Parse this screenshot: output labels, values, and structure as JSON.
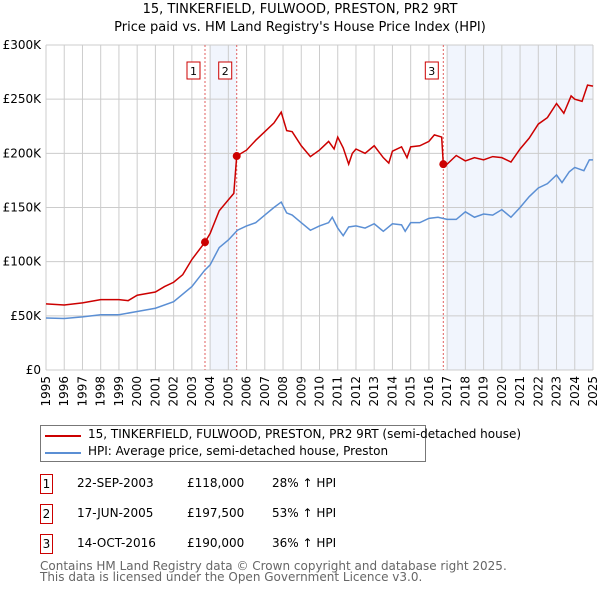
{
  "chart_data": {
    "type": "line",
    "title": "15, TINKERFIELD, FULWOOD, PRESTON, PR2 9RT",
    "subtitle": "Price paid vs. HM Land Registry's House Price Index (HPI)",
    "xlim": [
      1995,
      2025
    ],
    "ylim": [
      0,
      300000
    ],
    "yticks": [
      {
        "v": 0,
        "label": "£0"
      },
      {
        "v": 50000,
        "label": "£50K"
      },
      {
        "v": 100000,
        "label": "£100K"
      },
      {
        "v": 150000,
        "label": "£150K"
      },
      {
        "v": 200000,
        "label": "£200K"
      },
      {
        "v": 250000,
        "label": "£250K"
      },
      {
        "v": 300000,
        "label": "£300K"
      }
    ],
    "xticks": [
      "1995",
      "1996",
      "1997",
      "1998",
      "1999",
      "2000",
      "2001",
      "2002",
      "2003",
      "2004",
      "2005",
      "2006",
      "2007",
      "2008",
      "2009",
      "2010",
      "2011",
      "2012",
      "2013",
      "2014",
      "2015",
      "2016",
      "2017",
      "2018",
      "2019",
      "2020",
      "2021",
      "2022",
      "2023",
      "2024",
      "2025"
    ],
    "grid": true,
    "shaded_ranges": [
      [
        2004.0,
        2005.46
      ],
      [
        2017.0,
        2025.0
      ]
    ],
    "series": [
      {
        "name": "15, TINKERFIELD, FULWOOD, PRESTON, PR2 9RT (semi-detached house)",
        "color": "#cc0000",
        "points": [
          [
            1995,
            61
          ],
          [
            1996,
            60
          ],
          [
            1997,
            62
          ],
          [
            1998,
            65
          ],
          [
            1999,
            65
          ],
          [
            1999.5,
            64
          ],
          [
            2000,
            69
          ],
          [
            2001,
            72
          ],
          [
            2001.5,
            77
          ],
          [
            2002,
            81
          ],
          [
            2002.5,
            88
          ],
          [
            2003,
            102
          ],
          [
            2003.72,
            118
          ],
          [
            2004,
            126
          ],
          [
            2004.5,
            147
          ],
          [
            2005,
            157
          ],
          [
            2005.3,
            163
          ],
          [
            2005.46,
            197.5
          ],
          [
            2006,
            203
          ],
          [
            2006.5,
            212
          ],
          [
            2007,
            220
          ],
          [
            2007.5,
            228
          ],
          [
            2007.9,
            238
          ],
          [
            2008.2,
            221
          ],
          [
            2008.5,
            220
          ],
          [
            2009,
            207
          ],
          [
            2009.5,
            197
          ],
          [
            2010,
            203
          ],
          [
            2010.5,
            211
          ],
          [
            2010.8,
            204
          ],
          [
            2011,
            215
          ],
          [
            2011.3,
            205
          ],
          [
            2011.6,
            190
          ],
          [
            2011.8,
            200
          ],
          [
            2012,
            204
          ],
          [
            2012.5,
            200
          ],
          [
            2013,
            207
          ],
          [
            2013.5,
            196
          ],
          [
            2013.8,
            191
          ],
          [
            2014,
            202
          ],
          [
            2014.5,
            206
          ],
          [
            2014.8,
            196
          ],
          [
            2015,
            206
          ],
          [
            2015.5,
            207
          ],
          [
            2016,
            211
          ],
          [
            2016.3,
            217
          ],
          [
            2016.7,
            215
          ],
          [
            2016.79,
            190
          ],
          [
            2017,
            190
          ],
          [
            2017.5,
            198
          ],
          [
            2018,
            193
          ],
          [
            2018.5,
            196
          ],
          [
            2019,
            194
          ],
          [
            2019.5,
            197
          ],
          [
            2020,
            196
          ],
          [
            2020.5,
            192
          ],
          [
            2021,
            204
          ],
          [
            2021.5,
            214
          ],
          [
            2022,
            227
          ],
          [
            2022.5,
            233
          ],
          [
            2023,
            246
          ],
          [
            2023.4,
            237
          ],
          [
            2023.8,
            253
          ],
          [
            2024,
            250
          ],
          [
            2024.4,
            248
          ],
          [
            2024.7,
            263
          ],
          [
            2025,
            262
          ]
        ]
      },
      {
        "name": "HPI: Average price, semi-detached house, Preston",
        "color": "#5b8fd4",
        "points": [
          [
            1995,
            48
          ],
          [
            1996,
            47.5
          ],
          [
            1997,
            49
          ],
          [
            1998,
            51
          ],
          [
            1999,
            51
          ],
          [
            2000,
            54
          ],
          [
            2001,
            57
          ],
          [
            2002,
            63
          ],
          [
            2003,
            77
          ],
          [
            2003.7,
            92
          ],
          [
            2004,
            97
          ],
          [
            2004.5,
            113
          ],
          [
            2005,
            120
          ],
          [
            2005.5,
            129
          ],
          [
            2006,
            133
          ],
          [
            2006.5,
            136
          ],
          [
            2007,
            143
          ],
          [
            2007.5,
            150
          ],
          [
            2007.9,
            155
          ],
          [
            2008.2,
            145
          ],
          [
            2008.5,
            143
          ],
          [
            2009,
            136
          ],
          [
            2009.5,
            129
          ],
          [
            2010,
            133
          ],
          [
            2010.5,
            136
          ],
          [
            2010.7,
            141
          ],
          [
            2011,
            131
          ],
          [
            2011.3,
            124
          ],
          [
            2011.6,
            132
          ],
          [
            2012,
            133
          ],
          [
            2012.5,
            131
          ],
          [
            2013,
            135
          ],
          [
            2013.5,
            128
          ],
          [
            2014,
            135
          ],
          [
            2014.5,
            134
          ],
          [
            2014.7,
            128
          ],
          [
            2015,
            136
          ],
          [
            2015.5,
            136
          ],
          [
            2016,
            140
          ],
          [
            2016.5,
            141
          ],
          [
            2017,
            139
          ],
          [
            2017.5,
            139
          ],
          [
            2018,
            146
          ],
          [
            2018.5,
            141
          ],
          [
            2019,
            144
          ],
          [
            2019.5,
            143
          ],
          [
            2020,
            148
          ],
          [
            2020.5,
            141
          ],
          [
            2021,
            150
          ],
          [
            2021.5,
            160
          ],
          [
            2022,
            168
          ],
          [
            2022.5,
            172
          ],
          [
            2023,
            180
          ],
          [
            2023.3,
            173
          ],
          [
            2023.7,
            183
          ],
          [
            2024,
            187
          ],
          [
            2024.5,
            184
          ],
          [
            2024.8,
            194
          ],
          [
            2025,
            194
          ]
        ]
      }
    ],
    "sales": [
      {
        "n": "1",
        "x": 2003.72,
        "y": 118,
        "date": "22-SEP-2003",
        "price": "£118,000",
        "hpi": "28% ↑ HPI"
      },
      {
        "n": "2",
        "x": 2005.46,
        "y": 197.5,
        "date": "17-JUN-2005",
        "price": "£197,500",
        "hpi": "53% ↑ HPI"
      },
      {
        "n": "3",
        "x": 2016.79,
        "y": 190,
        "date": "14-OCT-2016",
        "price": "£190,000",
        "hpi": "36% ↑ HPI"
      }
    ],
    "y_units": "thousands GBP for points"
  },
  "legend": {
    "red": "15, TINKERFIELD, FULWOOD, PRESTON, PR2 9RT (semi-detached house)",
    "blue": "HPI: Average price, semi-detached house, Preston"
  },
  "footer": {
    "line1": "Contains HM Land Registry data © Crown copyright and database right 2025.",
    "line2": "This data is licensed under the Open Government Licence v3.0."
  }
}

══════════

[Task directions]
Return each line of the data, keeping its wording exact and omitting pictures.

[Task answer]
Parse this screenshot: output labels, values, and structure as JSON.
{
  "chart_data": {
    "type": "line",
    "title": "15, TINKERFIELD, FULWOOD, PRESTON, PR2 9RT",
    "subtitle": "Price paid vs. HM Land Registry's House Price Index (HPI)",
    "xlim": [
      1995,
      2025
    ],
    "ylim": [
      0,
      300000
    ],
    "yticks": [
      {
        "v": 0,
        "label": "£0"
      },
      {
        "v": 50000,
        "label": "£50K"
      },
      {
        "v": 100000,
        "label": "£100K"
      },
      {
        "v": 150000,
        "label": "£150K"
      },
      {
        "v": 200000,
        "label": "£200K"
      },
      {
        "v": 250000,
        "label": "£250K"
      },
      {
        "v": 300000,
        "label": "£300K"
      }
    ],
    "xticks": [
      "1995",
      "1996",
      "1997",
      "1998",
      "1999",
      "2000",
      "2001",
      "2002",
      "2003",
      "2004",
      "2005",
      "2006",
      "2007",
      "2008",
      "2009",
      "2010",
      "2011",
      "2012",
      "2013",
      "2014",
      "2015",
      "2016",
      "2017",
      "2018",
      "2019",
      "2020",
      "2021",
      "2022",
      "2023",
      "2024",
      "2025"
    ],
    "grid": true,
    "shaded_ranges": [
      [
        2004.0,
        2005.46
      ],
      [
        2017.0,
        2025.0
      ]
    ],
    "series": [
      {
        "name": "15, TINKERFIELD, FULWOOD, PRESTON, PR2 9RT (semi-detached house)",
        "color": "#cc0000",
        "points": [
          [
            1995,
            61
          ],
          [
            1996,
            60
          ],
          [
            1997,
            62
          ],
          [
            1998,
            65
          ],
          [
            1999,
            65
          ],
          [
            1999.5,
            64
          ],
          [
            2000,
            69
          ],
          [
            2001,
            72
          ],
          [
            2001.5,
            77
          ],
          [
            2002,
            81
          ],
          [
            2002.5,
            88
          ],
          [
            2003,
            102
          ],
          [
            2003.72,
            118
          ],
          [
            2004,
            126
          ],
          [
            2004.5,
            147
          ],
          [
            2005,
            157
          ],
          [
            2005.3,
            163
          ],
          [
            2005.46,
            197.5
          ],
          [
            2006,
            203
          ],
          [
            2006.5,
            212
          ],
          [
            2007,
            220
          ],
          [
            2007.5,
            228
          ],
          [
            2007.9,
            238
          ],
          [
            2008.2,
            221
          ],
          [
            2008.5,
            220
          ],
          [
            2009,
            207
          ],
          [
            2009.5,
            197
          ],
          [
            2010,
            203
          ],
          [
            2010.5,
            211
          ],
          [
            2010.8,
            204
          ],
          [
            2011,
            215
          ],
          [
            2011.3,
            205
          ],
          [
            2011.6,
            190
          ],
          [
            2011.8,
            200
          ],
          [
            2012,
            204
          ],
          [
            2012.5,
            200
          ],
          [
            2013,
            207
          ],
          [
            2013.5,
            196
          ],
          [
            2013.8,
            191
          ],
          [
            2014,
            202
          ],
          [
            2014.5,
            206
          ],
          [
            2014.8,
            196
          ],
          [
            2015,
            206
          ],
          [
            2015.5,
            207
          ],
          [
            2016,
            211
          ],
          [
            2016.3,
            217
          ],
          [
            2016.7,
            215
          ],
          [
            2016.79,
            190
          ],
          [
            2017,
            190
          ],
          [
            2017.5,
            198
          ],
          [
            2018,
            193
          ],
          [
            2018.5,
            196
          ],
          [
            2019,
            194
          ],
          [
            2019.5,
            197
          ],
          [
            2020,
            196
          ],
          [
            2020.5,
            192
          ],
          [
            2021,
            204
          ],
          [
            2021.5,
            214
          ],
          [
            2022,
            227
          ],
          [
            2022.5,
            233
          ],
          [
            2023,
            246
          ],
          [
            2023.4,
            237
          ],
          [
            2023.8,
            253
          ],
          [
            2024,
            250
          ],
          [
            2024.4,
            248
          ],
          [
            2024.7,
            263
          ],
          [
            2025,
            262
          ]
        ]
      },
      {
        "name": "HPI: Average price, semi-detached house, Preston",
        "color": "#5b8fd4",
        "points": [
          [
            1995,
            48
          ],
          [
            1996,
            47.5
          ],
          [
            1997,
            49
          ],
          [
            1998,
            51
          ],
          [
            1999,
            51
          ],
          [
            2000,
            54
          ],
          [
            2001,
            57
          ],
          [
            2002,
            63
          ],
          [
            2003,
            77
          ],
          [
            2003.7,
            92
          ],
          [
            2004,
            97
          ],
          [
            2004.5,
            113
          ],
          [
            2005,
            120
          ],
          [
            2005.5,
            129
          ],
          [
            2006,
            133
          ],
          [
            2006.5,
            136
          ],
          [
            2007,
            143
          ],
          [
            2007.5,
            150
          ],
          [
            2007.9,
            155
          ],
          [
            2008.2,
            145
          ],
          [
            2008.5,
            143
          ],
          [
            2009,
            136
          ],
          [
            2009.5,
            129
          ],
          [
            2010,
            133
          ],
          [
            2010.5,
            136
          ],
          [
            2010.7,
            141
          ],
          [
            2011,
            131
          ],
          [
            2011.3,
            124
          ],
          [
            2011.6,
            132
          ],
          [
            2012,
            133
          ],
          [
            2012.5,
            131
          ],
          [
            2013,
            135
          ],
          [
            2013.5,
            128
          ],
          [
            2014,
            135
          ],
          [
            2014.5,
            134
          ],
          [
            2014.7,
            128
          ],
          [
            2015,
            136
          ],
          [
            2015.5,
            136
          ],
          [
            2016,
            140
          ],
          [
            2016.5,
            141
          ],
          [
            2017,
            139
          ],
          [
            2017.5,
            139
          ],
          [
            2018,
            146
          ],
          [
            2018.5,
            141
          ],
          [
            2019,
            144
          ],
          [
            2019.5,
            143
          ],
          [
            2020,
            148
          ],
          [
            2020.5,
            141
          ],
          [
            2021,
            150
          ],
          [
            2021.5,
            160
          ],
          [
            2022,
            168
          ],
          [
            2022.5,
            172
          ],
          [
            2023,
            180
          ],
          [
            2023.3,
            173
          ],
          [
            2023.7,
            183
          ],
          [
            2024,
            187
          ],
          [
            2024.5,
            184
          ],
          [
            2024.8,
            194
          ],
          [
            2025,
            194
          ]
        ]
      }
    ],
    "sales": [
      {
        "n": "1",
        "x": 2003.72,
        "y": 118,
        "date": "22-SEP-2003",
        "price": "£118,000",
        "hpi": "28% ↑ HPI"
      },
      {
        "n": "2",
        "x": 2005.46,
        "y": 197.5,
        "date": "17-JUN-2005",
        "price": "£197,500",
        "hpi": "53% ↑ HPI"
      },
      {
        "n": "3",
        "x": 2016.79,
        "y": 190,
        "date": "14-OCT-2016",
        "price": "£190,000",
        "hpi": "36% ↑ HPI"
      }
    ],
    "y_units": "thousands GBP for points"
  },
  "legend": {
    "red": "15, TINKERFIELD, FULWOOD, PRESTON, PR2 9RT (semi-detached house)",
    "blue": "HPI: Average price, semi-detached house, Preston"
  },
  "footer": {
    "line1": "Contains HM Land Registry data © Crown copyright and database right 2025.",
    "line2": "This data is licensed under the Open Government Licence v3.0."
  }
}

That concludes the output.